Francis Powell Enterprises, Inc. v. Andrews

21 So. 3d 726, 2009 Ala. Civ. App. LEXIS 114, 2009 WL 1099715
CourtCourt of Civil Appeals of Alabama
DecidedApril 24, 2009
Docket2070907
StatusPublished
Cited by8 cases

This text of 21 So. 3d 726 (Francis Powell Enterprises, Inc. v. Andrews) is published on Counsel Stack Legal Research, covering Court of Civil Appeals of Alabama primary law. Counsel Stack provides free access to over 12 million legal documents including statutes, case law, regulations, and constitutions.

Bluebook
Francis Powell Enterprises, Inc. v. Andrews, 21 So. 3d 726, 2009 Ala. Civ. App. LEXIS 114, 2009 WL 1099715 (Ala. Ct. App. 2009).

Opinion

THOMAS, Judge.

In 2004, Charles Andrews sued Francis Powell Enterprises, Inc. (“Powell”), seeking workers’ compensation benefits for an injury to his back that, he claimed, arose out of and in the course of his employment on November 3, 2003. Powell answered and denied liability. The case was tried on November 9, 2006. On February 6, 2007, the trial court entered a judgment determining that Andrews was permanently and totally disabled and awarding benefits accordingly.

Powell appealed, and this court reversed the judgment, holding that the judgment failed to comply with § 25-5-88, Ala. Code 1975. See Francis Powell Enters., Inc. v. Andrews, 990 So.2d 914 (Ala.Civ.App.2008). This court remanded the cause to the trial court with instructions to make findings of fact and conclusions of law with respect to Powell’s affirmative defenses— that Andrews had failed to give notice of his injury as required by § 25-5-78, Ala. Code 1975, and that Andrews had failed to disclose a preexisting physical condition in violation of § 25-5-51, Ala. Code 1975.

Given data:
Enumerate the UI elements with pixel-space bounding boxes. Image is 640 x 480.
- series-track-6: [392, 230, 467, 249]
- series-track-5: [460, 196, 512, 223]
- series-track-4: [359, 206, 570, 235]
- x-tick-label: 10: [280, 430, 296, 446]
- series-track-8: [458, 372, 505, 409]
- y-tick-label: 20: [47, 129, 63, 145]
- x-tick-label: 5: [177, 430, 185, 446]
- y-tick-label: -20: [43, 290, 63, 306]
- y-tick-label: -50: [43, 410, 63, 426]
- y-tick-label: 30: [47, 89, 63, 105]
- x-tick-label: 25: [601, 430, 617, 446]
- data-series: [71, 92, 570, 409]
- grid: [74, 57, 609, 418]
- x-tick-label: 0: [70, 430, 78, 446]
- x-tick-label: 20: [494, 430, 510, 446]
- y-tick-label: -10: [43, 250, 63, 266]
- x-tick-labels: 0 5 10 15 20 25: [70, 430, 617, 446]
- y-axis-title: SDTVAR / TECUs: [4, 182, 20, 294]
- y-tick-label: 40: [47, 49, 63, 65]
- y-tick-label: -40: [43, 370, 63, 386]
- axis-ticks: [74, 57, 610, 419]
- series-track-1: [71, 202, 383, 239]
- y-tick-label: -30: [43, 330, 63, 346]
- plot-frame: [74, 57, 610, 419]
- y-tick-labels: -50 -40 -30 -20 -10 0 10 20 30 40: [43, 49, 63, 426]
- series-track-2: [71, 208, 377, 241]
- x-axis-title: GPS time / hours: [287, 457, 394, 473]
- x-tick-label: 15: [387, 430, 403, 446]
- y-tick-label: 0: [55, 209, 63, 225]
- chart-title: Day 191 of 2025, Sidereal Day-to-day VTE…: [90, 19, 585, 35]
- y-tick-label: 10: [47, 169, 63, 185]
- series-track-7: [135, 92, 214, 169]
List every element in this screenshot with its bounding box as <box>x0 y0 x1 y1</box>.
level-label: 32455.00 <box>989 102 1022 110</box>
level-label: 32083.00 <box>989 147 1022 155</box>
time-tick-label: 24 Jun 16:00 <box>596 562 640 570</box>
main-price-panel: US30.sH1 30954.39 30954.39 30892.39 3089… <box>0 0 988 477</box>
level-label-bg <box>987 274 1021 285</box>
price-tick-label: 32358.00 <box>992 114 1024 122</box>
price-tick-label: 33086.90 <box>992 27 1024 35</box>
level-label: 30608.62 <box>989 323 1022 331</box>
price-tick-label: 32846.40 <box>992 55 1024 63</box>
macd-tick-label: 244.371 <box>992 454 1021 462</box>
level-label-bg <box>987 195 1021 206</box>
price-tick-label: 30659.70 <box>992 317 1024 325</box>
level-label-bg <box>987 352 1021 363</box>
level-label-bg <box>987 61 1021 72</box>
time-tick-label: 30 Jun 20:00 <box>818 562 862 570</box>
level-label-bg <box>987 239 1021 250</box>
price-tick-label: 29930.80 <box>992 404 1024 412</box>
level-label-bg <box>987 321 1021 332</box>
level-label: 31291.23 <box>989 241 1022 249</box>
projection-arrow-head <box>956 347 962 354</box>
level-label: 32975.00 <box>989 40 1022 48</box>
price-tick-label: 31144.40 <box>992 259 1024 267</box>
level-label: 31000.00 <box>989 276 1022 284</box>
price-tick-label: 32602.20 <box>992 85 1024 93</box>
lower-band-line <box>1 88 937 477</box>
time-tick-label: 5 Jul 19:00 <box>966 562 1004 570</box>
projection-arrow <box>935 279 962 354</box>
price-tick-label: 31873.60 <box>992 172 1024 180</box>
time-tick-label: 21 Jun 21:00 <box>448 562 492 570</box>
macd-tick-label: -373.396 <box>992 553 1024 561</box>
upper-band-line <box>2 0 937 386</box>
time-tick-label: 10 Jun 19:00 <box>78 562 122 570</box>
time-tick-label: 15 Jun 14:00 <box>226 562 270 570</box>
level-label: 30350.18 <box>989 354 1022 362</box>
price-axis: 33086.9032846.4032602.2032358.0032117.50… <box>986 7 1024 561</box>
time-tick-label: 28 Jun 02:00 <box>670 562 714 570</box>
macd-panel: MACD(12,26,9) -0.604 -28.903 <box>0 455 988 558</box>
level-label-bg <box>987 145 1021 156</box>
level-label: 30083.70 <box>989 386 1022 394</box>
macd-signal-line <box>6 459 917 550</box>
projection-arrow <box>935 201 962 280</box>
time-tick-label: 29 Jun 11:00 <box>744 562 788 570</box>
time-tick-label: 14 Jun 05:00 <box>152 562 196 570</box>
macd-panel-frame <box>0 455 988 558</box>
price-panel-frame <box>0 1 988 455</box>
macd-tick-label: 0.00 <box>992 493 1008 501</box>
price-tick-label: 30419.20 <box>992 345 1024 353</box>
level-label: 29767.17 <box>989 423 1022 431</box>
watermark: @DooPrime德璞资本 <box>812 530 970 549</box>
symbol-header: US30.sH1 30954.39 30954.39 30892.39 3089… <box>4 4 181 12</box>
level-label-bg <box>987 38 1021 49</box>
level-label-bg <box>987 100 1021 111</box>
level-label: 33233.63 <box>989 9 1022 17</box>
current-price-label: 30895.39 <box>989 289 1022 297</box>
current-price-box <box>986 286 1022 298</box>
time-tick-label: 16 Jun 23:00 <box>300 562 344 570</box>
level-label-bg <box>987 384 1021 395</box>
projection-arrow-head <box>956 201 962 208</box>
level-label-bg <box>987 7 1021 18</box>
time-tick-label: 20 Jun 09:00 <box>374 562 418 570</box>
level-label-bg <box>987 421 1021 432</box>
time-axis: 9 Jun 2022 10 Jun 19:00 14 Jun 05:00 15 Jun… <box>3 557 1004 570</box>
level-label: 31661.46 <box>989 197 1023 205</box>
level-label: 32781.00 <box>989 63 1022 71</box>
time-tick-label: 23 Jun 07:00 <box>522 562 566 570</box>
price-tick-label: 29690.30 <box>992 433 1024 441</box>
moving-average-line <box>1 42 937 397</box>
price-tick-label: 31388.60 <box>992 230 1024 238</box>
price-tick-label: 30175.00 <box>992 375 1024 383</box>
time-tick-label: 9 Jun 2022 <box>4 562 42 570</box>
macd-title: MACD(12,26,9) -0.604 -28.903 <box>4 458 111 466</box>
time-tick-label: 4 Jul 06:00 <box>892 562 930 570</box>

Work task 1: From the Andrews workers' compensation opinion above the rows, quote everything from "This text of" down to "THOMAS, Judge.".
Work task 2: Extend the Andrews workers' compensation opinion, picking up right after its last sentence.

Answer section 1:
This text of 21 So. 3d 726 (Francis Powell Enterprises, Inc. v. Andrews) is published on Counsel Stack Legal Research, covering Court of Civil Appeals of Alabama primary law. Counsel Stack provides free access to over 12 million legal documents including statutes, case law, regulations, and constitutions.

Bluebook
Francis Powell Enterprises, Inc. v. Andrews, 21 So. 3d 726, 2009 Ala. Civ. App. LEXIS 114, 2009 WL 1099715 (Ala. Ct. App. 2009).

Opinion

THOMAS, Judge.

Answer section 2:
On remand, the trial court entered a judgment on May 9, 2008, with amended findings of fact and conclusions of law, determining that Andrews had given timely notice of his injury and that Andrews had not misrepresented the fact of his preexisting condition when he was hired in 2003. On June 19, 2008, Powell timely appealed from the amended judgment, *729 raising six issues: (1) that the trial court’s amended judgment fails to comply with § 25-5-88, Ala.Code 1975; (2) that the trial court’s finding of proper notice is not supported by substantial evidence; (3) that the trial court’s finding of medical causation is not supported by substantial evidence; (4) that Andrews’s receipt of Social Security disability benefits estops him from denying that he was disabled before November 3, 2003; (5) that the trial court failed to apply the apportionment provisions of § 25-5-58, Ala.Code 1975; and (6) that, in determining Powell’s liability, the trial court erred in considering Powell’s voluntary payment of compensation benefits to Andrews, in violation of § 25-5-56, Ala.Code 1975. Powell raises no issue with respect to the trial court’s amended finding that Andrews did not fail to disclose a preexisting physical condition in violation of § 25-5-51, nor does it challenge the trial court’s finding that Andrews is permanently and totally disabled.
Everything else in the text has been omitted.